[Given records start]

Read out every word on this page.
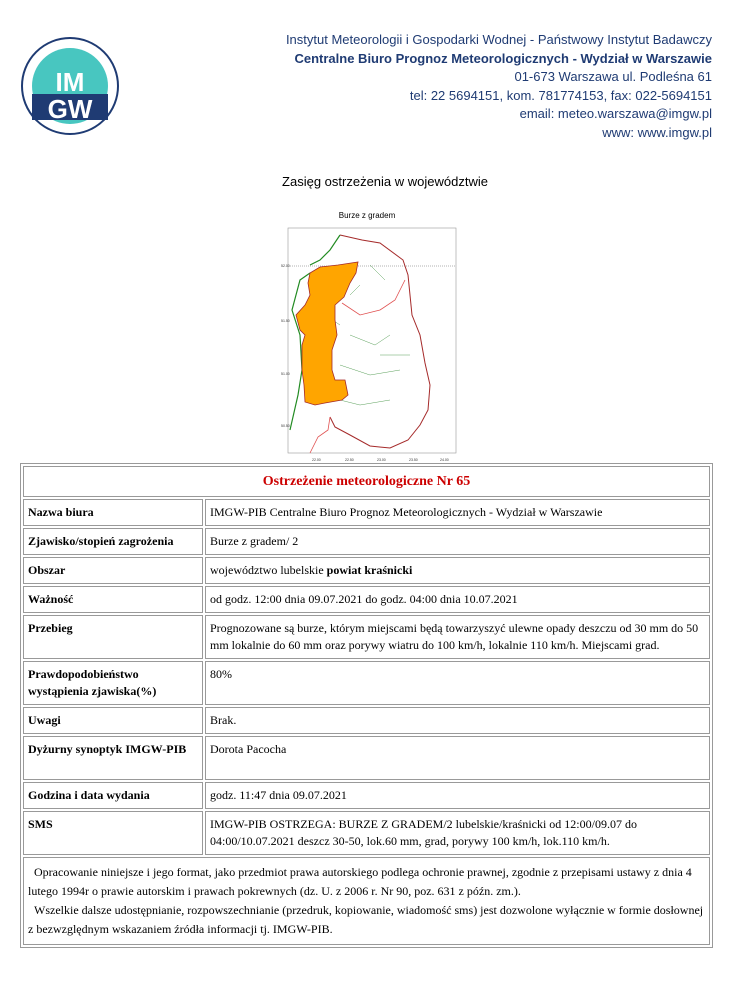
IM
GW
Instytut Meteorologii i Gospodarki Wodnej - Państwowy Instytut Badawczy
Centralne Biuro Prognoz Meteorologicznych - Wydział w Warszawie
01-673 Warszawa ul. Podleśna 61
tel: 22 5694151, kom. 781774153, fax: 022-5694151
email: meteo.warszawa@imgw.pl
www: www.imgw.pl
Zasięg ostrzeżenia w województwie
Burze z gradem
52.00
51.50
51.00
50.50
22.00	22.50	23.00	23.50	24.00
Ostrzeżenie meteorologiczne Nr 65	
Nazwa biura	IMGW-PIB Centralne Biuro Prognoz Meteorologicznych - Wydział w Warszawie
Zjawisko/stopień zagrożenia	Burze z gradem/ 2
Obszar	województwo lubelskie powiat kraśnicki
Ważność	od godz. 12:00 dnia 09.07.2021 do godz. 04:00 dnia 10.07.2021
Przebieg	Prognozowane są burze, którym miejscami będą towarzyszyć ulewne opady deszczu od 30 mm do 50 mm lokalnie do 60 mm oraz porywy wiatru do 100 km/h, lokalnie 110 km/h. Miejscami grad.
Prawdopodobieństwo wystąpienia zjawiska(%)	80%
Uwagi	Brak.
Dyżurny synoptyk IMGW-PIB	Dorota Pacocha
Godzina i data wydania	godz. 11:47 dnia 09.07.2021
SMS	IMGW-PIB OSTRZEGA: BURZE Z GRADEM/2 lubelskie/kraśnicki od 12:00/09.07 do 04:00/10.07.2021 deszcz 30-50, lok.60 mm, grad, porywy 100 km/h, lok.110 km/h.
Opracowanie niniejsze i jego format, jako przedmiot prawa autorskiego podlega ochronie prawnej, zgodnie z przepisami ustawy z dnia 4 lutego 1994r o prawie autorskim i prawach pokrewnych (dz. U. z 2006 r. Nr 90, poz. 631 z późn. zm.).
Wszelkie dalsze udostępnianie, rozpowszechnianie (przedruk, kopiowanie, wiadomość sms) jest dozwolone wyłącznie w formie dosłownej z bezwzględnym wskazaniem źródła informacji tj. IMGW-PIB.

[Given records end]

**What to work on:** In your copy, repeat each record exactly and include no pictures.

**Final result:**
Read out every word on this page.
IM
GW
Instytut Meteorologii i Gospodarki Wodnej - Państwowy Instytut Badawczy
Centralne Biuro Prognoz Meteorologicznych - Wydział w Warszawie
01-673 Warszawa ul. Podleśna 61
tel: 22 5694151, kom. 781774153, fax: 022-5694151
email: meteo.warszawa@imgw.pl
www: www.imgw.pl
Zasięg ostrzeżenia w województwie
Burze z gradem
52.00
51.50
51.00
50.50
22.00	22.50	23.00	23.50	24.00
Ostrzeżenie meteorologiczne Nr 65	
Nazwa biura	IMGW-PIB Centralne Biuro Prognoz Meteorologicznych - Wydział w Warszawie
Zjawisko/stopień zagrożenia	Burze z gradem/ 2
Obszar	województwo lubelskie powiat kraśnicki
Ważność	od godz. 12:00 dnia 09.07.2021 do godz. 04:00 dnia 10.07.2021
Przebieg	Prognozowane są burze, którym miejscami będą towarzyszyć ulewne opady deszczu od 30 mm do 50 mm lokalnie do 60 mm oraz porywy wiatru do 100 km/h, lokalnie 110 km/h. Miejscami grad.
Prawdopodobieństwo wystąpienia zjawiska(%)	80%
Uwagi	Brak.
Dyżurny synoptyk IMGW-PIB	Dorota Pacocha
Godzina i data wydania	godz. 11:47 dnia 09.07.2021
SMS	IMGW-PIB OSTRZEGA: BURZE Z GRADEM/2 lubelskie/kraśnicki od 12:00/09.07 do 04:00/10.07.2021 deszcz 30-50, lok.60 mm, grad, porywy 100 km/h, lok.110 km/h.
Opracowanie niniejsze i jego format, jako przedmiot prawa autorskiego podlega ochronie prawnej, zgodnie z przepisami ustawy z dnia 4 lutego 1994r o prawie autorskim i prawach pokrewnych (dz. U. z 2006 r. Nr 90, poz. 631 z późn. zm.).
Wszelkie dalsze udostępnianie, rozpowszechnianie (przedruk, kopiowanie, wiadomość sms) jest dozwolone wyłącznie w formie dosłownej z bezwzględnym wskazaniem źródła informacji tj. IMGW-PIB.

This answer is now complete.